= Problem to work on =
Give every line from the entries that contains "ofrece".

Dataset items
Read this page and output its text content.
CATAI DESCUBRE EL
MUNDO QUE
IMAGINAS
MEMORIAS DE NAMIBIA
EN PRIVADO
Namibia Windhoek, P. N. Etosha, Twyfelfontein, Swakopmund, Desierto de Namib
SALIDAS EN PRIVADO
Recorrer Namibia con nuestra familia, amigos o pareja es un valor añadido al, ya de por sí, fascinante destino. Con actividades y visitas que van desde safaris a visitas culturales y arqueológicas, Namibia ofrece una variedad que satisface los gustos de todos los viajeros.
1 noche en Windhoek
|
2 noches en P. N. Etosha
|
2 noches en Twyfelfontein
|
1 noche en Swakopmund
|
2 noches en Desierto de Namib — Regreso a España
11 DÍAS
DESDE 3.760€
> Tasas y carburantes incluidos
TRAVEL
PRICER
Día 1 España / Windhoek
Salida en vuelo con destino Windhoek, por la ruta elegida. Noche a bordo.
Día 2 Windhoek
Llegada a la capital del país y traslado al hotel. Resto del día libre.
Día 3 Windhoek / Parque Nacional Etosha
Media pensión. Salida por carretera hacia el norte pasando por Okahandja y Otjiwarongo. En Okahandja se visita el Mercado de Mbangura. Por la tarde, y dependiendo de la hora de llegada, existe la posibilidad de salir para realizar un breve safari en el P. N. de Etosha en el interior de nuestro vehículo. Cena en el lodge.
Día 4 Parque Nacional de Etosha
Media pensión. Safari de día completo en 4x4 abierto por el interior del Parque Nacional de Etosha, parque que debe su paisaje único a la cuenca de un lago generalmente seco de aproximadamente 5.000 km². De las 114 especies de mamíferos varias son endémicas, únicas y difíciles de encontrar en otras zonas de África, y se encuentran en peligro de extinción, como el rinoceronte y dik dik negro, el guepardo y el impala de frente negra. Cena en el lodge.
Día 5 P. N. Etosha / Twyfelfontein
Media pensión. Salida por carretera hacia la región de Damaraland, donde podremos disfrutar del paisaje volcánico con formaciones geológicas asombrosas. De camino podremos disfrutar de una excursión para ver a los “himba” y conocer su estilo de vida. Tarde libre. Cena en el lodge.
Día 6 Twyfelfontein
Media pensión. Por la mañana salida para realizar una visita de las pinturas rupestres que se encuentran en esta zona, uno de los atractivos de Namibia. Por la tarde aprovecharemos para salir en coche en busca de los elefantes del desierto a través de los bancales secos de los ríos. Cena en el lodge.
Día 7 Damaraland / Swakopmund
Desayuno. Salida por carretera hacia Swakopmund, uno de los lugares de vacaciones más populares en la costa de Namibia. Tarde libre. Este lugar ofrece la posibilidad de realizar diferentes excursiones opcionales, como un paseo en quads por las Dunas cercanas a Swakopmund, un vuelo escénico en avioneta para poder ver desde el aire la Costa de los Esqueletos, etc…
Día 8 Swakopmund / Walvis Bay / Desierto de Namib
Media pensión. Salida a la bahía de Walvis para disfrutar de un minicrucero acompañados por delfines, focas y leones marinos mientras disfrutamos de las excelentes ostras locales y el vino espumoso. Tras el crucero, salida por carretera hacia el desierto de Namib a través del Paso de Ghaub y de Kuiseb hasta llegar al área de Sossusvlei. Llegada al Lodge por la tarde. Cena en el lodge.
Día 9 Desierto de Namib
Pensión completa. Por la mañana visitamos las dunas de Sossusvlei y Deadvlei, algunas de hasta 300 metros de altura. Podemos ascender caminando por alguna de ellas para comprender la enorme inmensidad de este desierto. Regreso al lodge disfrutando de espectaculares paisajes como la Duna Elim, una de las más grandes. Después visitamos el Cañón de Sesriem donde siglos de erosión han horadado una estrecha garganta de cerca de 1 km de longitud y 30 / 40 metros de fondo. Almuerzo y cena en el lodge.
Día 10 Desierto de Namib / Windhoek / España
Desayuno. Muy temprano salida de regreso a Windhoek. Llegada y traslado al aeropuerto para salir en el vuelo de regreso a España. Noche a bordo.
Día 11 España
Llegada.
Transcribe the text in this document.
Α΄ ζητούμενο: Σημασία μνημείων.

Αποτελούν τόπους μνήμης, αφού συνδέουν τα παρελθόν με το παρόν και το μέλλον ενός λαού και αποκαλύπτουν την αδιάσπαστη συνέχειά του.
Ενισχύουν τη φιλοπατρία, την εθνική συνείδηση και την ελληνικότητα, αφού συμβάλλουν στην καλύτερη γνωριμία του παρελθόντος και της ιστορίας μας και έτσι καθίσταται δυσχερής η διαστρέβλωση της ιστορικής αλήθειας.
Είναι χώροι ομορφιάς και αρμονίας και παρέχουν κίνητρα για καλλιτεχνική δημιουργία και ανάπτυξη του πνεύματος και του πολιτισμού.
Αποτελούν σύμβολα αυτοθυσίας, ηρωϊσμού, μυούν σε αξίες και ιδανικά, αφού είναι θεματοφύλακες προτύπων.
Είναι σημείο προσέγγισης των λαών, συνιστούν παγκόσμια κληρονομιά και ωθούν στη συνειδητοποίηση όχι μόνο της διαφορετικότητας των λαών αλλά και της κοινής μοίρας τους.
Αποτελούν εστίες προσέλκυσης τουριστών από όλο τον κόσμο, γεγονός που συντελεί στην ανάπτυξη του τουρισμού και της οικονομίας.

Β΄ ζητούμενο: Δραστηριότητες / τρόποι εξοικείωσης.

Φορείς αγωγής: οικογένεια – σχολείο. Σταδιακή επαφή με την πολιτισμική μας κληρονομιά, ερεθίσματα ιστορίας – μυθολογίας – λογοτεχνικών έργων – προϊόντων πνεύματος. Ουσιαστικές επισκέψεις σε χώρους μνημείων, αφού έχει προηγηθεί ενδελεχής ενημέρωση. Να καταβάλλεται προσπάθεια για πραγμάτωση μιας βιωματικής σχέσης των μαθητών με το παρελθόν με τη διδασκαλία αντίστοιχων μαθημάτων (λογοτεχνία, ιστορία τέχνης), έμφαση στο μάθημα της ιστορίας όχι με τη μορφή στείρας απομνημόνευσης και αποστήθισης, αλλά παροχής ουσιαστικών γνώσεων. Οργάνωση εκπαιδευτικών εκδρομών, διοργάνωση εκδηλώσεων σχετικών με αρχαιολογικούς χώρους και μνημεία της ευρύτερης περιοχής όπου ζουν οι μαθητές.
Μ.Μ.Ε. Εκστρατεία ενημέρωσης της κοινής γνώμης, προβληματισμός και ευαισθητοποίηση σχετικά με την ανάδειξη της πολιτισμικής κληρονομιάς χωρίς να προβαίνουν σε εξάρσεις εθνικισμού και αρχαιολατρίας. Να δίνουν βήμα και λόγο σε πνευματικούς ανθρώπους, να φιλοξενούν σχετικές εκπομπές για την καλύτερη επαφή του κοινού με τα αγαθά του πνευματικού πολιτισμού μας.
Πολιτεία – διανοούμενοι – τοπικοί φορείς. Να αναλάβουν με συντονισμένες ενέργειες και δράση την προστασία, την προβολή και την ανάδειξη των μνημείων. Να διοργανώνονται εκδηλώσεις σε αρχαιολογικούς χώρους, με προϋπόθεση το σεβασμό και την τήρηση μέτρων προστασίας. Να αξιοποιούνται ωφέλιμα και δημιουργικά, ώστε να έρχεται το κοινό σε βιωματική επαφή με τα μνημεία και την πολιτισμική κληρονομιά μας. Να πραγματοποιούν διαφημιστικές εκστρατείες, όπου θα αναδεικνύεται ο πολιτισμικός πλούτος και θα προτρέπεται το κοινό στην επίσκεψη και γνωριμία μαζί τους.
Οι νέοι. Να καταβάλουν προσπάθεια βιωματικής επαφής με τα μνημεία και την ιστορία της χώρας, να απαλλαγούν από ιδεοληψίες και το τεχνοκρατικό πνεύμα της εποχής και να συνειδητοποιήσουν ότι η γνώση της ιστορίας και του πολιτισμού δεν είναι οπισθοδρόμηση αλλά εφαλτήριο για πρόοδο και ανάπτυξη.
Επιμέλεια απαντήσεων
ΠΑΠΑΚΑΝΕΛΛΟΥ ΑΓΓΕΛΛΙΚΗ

= Finished answer =
Recorrer Namibia con nuestra familia, amigos o pareja es un valor añadido al, ya de por sí, fascinante destino. Con actividades y visitas que van desde safaris a visitas culturales y arqueológicas, Namibia ofrece una variedad que satisface los gustos de todos los viajeros.
Desayuno. Salida por carretera hacia Swakopmund, uno de los lugares de vacaciones más populares en la costa de Namibia. Tarde libre. Este lugar ofrece la posibilidad de realizar diferentes excursiones opcionales, como un paseo en quads por las Dunas cercanas a Swakopmund, un vuelo escénico en avioneta para poder ver desde el aire la Costa de los Esqueletos, etc…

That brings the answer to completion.